From the entries below, extract every line that includes the word "counties".

Start of RECORD EXTRACTS

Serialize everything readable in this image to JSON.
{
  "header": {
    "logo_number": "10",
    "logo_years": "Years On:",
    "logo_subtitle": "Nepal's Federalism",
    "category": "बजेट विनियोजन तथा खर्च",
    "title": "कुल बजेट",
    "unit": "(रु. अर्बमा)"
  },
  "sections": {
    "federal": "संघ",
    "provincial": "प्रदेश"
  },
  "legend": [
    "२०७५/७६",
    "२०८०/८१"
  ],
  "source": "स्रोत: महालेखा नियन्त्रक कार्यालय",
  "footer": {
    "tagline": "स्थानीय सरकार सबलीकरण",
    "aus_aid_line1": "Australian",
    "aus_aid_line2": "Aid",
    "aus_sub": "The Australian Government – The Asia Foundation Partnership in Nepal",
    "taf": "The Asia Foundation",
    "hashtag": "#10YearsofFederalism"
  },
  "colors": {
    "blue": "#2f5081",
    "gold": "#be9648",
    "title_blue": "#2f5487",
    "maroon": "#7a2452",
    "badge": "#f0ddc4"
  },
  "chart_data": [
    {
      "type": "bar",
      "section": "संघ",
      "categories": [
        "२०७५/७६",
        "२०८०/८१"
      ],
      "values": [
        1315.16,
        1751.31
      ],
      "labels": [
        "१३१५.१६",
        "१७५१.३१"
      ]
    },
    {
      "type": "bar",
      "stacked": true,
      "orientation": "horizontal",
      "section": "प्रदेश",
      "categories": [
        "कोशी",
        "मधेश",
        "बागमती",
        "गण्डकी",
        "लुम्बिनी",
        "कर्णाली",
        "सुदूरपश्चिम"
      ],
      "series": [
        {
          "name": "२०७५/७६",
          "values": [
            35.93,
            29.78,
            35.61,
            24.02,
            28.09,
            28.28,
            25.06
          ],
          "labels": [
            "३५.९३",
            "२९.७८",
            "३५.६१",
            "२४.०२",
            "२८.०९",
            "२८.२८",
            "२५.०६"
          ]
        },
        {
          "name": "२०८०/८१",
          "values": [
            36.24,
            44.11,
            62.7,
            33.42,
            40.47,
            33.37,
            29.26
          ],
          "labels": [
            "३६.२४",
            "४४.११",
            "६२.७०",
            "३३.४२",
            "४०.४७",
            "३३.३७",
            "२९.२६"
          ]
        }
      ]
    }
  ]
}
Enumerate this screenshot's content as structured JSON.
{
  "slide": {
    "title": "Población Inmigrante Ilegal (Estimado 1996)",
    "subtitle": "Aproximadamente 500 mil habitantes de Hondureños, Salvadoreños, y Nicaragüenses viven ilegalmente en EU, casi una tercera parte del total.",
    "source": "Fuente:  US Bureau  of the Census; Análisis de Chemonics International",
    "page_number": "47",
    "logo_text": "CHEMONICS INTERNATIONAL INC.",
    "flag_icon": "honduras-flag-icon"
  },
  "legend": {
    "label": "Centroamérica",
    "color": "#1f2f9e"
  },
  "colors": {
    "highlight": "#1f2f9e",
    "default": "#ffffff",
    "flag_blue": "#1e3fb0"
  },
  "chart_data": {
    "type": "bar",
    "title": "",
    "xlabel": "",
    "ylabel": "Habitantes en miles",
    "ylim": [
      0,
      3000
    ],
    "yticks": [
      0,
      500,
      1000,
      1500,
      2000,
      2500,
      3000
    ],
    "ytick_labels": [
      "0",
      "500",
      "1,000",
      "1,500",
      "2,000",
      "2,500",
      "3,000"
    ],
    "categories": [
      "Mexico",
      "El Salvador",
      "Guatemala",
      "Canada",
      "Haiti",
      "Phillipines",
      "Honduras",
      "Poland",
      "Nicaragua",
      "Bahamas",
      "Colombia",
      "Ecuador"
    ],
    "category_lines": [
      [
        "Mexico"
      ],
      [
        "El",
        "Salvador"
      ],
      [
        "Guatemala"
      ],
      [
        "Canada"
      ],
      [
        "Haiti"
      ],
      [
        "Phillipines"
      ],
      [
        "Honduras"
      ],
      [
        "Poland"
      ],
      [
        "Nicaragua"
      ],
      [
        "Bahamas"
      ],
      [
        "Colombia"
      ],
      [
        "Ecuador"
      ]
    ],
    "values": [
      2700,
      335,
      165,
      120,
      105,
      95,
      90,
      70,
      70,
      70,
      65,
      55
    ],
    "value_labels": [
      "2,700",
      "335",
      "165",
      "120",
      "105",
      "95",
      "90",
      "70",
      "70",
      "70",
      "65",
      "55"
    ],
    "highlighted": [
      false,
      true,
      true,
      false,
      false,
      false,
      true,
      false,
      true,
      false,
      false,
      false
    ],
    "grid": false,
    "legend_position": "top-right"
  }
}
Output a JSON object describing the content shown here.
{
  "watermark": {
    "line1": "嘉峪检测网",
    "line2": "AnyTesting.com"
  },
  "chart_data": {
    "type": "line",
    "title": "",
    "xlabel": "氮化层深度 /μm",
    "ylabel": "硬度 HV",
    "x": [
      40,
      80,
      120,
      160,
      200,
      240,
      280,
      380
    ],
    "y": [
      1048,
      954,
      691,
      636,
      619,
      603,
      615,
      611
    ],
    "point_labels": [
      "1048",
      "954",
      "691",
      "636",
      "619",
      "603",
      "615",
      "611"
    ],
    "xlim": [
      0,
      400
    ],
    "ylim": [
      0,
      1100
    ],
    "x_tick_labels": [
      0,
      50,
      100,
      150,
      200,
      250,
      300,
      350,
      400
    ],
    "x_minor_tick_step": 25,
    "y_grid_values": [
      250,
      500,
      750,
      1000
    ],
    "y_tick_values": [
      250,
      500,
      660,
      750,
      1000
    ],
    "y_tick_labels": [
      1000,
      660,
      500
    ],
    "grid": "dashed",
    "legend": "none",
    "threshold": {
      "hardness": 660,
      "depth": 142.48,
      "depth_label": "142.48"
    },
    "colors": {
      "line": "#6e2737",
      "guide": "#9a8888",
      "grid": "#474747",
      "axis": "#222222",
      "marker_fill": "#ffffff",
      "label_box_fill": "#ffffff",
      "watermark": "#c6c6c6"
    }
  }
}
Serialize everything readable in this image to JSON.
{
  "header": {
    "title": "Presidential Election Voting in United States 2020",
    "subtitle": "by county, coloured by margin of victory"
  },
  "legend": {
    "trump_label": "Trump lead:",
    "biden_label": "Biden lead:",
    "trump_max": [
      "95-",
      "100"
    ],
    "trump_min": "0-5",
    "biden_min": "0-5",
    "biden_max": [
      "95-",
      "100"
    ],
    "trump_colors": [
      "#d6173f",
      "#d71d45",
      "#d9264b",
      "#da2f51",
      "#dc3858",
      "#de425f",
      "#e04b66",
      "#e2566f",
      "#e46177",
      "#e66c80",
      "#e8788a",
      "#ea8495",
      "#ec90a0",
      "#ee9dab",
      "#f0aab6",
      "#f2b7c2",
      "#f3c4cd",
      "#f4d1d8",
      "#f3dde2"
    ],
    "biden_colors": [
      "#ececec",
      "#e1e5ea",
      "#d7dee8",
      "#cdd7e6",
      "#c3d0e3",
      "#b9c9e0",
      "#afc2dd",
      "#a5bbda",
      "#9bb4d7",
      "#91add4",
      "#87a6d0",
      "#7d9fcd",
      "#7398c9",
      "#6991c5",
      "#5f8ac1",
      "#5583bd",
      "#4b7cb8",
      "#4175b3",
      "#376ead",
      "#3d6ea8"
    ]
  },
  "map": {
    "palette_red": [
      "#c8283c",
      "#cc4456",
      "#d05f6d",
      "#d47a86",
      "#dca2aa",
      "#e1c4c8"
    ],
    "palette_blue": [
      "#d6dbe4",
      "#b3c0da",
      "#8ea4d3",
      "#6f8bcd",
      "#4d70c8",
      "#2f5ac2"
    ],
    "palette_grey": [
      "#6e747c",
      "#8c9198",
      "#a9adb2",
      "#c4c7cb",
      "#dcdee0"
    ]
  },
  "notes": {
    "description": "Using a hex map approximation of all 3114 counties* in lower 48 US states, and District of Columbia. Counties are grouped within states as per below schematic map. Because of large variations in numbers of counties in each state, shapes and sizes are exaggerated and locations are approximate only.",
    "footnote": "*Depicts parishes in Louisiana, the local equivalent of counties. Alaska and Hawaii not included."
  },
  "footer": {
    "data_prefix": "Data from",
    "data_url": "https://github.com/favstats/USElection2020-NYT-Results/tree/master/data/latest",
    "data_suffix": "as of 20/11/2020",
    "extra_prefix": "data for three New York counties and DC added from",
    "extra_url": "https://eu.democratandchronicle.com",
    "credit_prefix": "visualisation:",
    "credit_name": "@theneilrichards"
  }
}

End of RECORD EXTRACTS

COMPLETED TASK >>
    "description": "Using a hex map approximation of all 3114 counties* in lower 48 US states, and District of Columbia. Counties are grouped within states as per below schematic map. Because of large variations in numbers of counties in each state, shapes and sizes are exaggerated and locations are approximate only.",
    "footnote": "*Depicts parishes in Louisiana, the local equivalent of counties. Alaska and Hawaii not included."
    "extra_prefix": "data for three New York counties and DC added from",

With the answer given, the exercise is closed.